Fuente:
Foods - Revista científica (MDPI)
Foods, Vol. 15, Pages 228: Glutamine Modulates mVOC Biosynthesis in Streptomyces alboflavus Through a gluR-Dependent Signaling Pathway and Enhances Its Inhibitory Activity Against Aspergillus flavus
Foods doi: 10.3390/foods15020228
Authors:
Wangqiang Li
Mingguan Yang
Zehua Dong
Tong Liu
Xiuyu Liu
Dan Liu
Chengfang Ding
Laifeng Lu
Wentao Ding
Zhenjing Li
Huanhuan Liu
Zhifang Wang
Qingbin Guo
Changlu Wang
Aspergillus flavus and its aflatoxins pose serious threats to human and animal health, negatively affecting agricultural productivity and the global economy. Although chemical preservatives are widely used, their effectiveness remains limited by increased fungal resistance and environmental concerns, highlighting the need for sustainable alternatives. Microbial volatile organic compounds (mVOCs) represent a promising biocontrol strategy. Here, we investigate how glutamine regulates mVOC biosynthesis in Streptomyces alboflavus TD-1 and enhances its antifungal activity against A. flavus. Antifungal assays showed that supplementation with 40 mM glutamine significantly enhanced inhibitory activity, leading to 69.0% inhibition of conidial germination and 64.5% inhibition of mycelial biomass. Transcriptome profiling identified 283 differentially expressed genes, including the two-component system regulator gluR, which was strongly upregulated. CRISPR/Cas9-mediated disruption of gluR confirmed its regulatory role. Specifically, the mutant strain produced reduced levels of antifungal mVOCs, such as dimethyl trisulfide and o-anisidine, and exhibited diminished inhibition of A. flavus. Collectively, these findings demonstrate that exogenous glutamine enhances the mVOC-mediated suppression of A. flavus by S. alboflavus TD-1 through nutrient-sensing and transcriptional regulation of volatile biosynthesis. Although aflatoxin levels were not quantified in this study, the enhanced growth inhibition and the identified mVOC shifts provide a mechanistic basis for future studies that directly quantify aflatoxin production under storage-relevant conditions.

LISTED ENTRIES »

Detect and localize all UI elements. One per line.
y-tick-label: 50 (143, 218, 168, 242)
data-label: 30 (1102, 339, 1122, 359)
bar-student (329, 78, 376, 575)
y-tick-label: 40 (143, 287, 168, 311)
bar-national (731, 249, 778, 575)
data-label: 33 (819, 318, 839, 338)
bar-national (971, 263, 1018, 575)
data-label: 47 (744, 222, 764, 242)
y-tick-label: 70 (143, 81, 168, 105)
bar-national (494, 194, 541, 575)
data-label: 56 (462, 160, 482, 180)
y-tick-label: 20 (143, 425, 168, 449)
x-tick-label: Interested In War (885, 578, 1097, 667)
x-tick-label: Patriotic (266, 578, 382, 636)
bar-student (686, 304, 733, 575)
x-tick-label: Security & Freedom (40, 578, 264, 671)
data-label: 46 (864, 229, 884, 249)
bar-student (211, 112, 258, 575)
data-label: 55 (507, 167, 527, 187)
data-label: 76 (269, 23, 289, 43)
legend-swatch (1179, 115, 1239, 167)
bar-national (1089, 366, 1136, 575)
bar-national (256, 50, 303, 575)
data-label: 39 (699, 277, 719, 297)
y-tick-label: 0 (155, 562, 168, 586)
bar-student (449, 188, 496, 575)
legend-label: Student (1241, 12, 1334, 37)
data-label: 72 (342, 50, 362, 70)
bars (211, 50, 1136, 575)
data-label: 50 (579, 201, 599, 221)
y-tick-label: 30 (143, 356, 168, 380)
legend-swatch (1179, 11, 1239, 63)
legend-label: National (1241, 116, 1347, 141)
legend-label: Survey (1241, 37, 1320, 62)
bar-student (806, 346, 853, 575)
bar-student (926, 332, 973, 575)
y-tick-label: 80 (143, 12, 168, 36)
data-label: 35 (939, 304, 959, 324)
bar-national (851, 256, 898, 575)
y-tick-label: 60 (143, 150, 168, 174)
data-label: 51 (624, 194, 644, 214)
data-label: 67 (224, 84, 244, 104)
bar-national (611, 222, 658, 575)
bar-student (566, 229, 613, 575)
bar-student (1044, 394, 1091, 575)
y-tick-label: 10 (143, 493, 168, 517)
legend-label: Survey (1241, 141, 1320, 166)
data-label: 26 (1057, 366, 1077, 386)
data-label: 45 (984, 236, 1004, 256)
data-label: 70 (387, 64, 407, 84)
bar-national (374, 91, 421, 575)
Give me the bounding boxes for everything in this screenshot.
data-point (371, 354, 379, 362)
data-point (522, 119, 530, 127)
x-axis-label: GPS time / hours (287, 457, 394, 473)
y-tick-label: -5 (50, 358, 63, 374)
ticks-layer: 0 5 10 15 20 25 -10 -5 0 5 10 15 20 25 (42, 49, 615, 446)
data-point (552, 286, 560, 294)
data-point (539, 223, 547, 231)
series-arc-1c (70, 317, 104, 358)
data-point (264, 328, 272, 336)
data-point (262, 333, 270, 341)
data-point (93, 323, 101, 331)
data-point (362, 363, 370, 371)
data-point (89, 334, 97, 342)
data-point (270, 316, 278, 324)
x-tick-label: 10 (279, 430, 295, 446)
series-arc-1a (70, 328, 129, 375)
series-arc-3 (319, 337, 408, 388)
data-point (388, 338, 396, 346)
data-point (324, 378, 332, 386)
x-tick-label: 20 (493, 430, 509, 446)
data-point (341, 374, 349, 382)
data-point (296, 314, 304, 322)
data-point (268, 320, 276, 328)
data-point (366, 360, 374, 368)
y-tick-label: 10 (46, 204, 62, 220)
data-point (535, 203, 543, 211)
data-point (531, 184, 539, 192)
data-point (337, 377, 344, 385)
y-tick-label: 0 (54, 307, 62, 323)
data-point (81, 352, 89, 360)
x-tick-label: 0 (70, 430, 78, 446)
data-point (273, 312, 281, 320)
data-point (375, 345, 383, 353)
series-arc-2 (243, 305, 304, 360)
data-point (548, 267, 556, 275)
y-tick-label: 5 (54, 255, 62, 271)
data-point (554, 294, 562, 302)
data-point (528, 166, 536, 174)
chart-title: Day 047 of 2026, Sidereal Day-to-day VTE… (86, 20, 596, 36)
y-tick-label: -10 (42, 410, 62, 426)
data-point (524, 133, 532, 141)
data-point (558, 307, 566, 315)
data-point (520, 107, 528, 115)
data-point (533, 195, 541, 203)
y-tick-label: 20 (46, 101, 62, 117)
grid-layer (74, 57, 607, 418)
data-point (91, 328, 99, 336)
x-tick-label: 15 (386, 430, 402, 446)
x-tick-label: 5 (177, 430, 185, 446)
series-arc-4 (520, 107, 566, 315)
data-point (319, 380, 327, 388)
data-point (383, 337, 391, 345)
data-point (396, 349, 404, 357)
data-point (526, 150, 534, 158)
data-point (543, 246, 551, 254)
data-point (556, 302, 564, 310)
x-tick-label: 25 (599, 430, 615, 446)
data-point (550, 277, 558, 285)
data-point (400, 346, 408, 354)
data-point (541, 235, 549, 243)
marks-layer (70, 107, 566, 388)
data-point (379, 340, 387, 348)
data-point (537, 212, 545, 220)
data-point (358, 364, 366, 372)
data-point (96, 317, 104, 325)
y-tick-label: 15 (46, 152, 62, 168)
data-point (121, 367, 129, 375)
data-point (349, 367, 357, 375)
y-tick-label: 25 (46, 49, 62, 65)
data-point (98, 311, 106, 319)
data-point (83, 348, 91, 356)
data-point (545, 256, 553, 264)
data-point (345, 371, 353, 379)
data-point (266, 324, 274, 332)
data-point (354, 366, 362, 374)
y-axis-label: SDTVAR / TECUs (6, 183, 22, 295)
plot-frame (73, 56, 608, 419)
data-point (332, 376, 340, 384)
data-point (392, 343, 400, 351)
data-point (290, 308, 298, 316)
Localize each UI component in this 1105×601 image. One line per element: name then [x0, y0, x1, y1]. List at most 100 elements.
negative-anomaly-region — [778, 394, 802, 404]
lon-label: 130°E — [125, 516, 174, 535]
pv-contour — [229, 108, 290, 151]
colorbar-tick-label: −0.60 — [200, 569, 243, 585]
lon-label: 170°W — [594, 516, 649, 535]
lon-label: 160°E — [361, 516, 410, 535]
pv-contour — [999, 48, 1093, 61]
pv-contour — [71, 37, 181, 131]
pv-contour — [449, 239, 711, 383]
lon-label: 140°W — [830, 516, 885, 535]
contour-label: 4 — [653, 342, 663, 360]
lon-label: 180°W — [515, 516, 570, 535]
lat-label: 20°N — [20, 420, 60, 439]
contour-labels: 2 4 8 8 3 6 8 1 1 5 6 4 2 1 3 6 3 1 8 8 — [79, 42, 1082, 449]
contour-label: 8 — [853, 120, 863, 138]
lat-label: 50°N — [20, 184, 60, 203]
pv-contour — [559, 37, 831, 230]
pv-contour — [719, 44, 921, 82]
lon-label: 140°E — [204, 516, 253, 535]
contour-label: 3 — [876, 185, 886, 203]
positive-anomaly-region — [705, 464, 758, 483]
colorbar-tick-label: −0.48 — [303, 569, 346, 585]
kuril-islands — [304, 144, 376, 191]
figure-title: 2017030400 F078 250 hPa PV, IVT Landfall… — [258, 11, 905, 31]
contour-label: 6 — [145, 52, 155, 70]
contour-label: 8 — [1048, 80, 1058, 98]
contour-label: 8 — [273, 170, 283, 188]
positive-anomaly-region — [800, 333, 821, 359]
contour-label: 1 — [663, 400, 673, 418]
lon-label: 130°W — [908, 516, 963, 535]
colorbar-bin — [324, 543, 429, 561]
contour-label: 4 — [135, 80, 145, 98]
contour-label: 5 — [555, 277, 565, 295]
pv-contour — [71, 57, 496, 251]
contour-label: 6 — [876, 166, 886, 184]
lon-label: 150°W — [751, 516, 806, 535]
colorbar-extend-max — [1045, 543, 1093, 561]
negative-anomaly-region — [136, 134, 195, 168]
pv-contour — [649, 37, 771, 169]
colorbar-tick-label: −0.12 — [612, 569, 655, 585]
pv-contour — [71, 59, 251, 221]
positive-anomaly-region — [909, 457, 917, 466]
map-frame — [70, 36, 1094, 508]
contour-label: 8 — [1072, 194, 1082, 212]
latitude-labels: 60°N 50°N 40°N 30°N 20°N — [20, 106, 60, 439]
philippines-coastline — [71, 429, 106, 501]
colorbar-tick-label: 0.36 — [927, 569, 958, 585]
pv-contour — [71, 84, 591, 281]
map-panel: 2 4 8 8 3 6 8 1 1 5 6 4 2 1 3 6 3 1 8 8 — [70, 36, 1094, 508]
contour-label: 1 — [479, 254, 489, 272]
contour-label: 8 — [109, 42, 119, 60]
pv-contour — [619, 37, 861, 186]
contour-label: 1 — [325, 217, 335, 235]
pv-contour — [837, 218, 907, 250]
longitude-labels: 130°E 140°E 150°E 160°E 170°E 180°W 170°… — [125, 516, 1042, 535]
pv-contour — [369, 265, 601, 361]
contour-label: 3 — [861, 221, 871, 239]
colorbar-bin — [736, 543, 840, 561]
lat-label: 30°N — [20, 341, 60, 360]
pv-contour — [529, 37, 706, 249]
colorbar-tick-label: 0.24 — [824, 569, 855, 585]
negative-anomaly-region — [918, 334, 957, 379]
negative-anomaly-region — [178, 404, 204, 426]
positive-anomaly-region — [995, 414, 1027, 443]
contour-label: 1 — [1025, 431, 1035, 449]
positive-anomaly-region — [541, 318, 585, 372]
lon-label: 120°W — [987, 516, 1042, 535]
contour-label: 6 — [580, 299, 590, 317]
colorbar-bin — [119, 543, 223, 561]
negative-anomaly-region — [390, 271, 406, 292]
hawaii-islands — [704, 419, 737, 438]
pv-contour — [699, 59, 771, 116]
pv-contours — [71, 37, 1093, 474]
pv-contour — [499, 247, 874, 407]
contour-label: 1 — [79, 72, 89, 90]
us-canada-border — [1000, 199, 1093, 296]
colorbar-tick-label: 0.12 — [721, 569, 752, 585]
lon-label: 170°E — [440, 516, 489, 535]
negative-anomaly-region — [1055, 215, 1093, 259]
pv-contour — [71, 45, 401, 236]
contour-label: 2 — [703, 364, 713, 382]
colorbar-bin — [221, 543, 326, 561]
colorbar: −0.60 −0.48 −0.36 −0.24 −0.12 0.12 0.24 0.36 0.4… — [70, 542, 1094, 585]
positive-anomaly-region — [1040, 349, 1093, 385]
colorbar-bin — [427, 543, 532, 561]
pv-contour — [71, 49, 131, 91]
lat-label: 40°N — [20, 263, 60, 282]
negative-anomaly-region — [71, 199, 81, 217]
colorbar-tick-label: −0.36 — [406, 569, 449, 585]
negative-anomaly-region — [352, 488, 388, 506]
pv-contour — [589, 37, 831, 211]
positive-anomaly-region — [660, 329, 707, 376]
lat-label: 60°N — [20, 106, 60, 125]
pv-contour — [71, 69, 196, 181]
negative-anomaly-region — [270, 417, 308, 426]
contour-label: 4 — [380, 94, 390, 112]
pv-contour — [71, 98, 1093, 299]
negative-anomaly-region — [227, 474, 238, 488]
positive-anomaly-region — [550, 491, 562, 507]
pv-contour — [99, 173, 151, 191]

WORK INSTRUCTIONS » Please state how many differentially expressed genes the transcriptome profiling identified, according to the glutamine abstract above.

OUTPUT BELOW » 283